**** MATERIAL FOR THE TASK ****

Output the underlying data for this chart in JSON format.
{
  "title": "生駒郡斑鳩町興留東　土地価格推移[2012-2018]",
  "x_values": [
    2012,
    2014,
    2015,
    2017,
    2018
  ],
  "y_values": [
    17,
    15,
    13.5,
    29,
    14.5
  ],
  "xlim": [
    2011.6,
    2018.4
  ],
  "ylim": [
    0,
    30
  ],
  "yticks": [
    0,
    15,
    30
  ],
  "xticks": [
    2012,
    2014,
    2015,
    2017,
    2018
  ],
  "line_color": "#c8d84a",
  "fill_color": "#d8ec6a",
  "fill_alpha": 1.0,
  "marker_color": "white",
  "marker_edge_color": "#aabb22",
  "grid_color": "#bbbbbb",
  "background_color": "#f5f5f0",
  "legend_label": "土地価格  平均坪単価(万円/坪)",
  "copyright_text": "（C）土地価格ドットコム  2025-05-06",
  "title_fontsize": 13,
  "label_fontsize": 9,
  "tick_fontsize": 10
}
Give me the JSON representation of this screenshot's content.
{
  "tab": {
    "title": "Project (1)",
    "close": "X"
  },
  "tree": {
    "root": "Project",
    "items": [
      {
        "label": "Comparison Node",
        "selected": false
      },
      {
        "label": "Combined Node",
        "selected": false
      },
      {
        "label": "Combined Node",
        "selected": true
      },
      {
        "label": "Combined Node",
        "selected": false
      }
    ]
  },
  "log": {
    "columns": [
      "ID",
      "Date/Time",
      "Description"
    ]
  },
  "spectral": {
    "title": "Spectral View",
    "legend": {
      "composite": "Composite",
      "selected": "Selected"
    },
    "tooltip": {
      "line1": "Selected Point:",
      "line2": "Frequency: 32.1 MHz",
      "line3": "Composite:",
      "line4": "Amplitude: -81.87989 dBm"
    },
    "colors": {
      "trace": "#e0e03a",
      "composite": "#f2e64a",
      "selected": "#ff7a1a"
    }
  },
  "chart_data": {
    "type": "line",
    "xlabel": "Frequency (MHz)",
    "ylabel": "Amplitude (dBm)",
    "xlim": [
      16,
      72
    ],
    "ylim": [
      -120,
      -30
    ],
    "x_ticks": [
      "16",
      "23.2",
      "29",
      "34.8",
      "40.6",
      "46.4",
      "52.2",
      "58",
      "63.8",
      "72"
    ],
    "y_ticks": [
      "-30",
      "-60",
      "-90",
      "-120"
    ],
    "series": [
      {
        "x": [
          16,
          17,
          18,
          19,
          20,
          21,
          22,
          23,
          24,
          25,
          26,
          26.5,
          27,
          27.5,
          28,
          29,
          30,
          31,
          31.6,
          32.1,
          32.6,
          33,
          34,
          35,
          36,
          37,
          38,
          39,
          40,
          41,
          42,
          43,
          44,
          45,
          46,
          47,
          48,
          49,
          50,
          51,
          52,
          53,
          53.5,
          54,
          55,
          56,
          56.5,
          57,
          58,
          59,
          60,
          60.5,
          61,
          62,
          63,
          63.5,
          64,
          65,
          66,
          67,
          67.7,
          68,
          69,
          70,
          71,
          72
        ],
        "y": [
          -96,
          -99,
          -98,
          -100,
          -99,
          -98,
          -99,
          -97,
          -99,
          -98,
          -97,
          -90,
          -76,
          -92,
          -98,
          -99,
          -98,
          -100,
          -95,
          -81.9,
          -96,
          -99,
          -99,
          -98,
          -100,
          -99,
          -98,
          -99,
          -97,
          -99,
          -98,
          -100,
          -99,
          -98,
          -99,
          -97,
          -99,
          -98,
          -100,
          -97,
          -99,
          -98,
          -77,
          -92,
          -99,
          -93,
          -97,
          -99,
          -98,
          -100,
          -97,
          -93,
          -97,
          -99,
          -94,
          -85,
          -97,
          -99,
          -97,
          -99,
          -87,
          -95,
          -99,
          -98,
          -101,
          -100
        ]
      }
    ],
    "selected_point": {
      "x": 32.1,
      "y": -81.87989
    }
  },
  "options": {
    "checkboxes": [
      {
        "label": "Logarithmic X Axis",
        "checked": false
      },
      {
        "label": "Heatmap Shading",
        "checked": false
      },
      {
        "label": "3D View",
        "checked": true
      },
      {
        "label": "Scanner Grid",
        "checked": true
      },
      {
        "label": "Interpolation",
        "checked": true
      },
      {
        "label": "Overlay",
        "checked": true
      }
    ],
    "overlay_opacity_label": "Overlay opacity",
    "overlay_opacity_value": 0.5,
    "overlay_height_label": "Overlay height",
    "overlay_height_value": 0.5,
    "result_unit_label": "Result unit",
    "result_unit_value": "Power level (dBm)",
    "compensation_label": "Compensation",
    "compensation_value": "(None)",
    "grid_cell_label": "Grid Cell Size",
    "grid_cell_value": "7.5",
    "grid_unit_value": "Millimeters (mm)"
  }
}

****

- _WRITTEN REQUEST_
Review the material and copy each line in which the word "JSON" appears.

- _RESULT OF THIS EXERCISE_
Output the underlying data for this chart in JSON format.
Give me the JSON representation of this screenshot's content.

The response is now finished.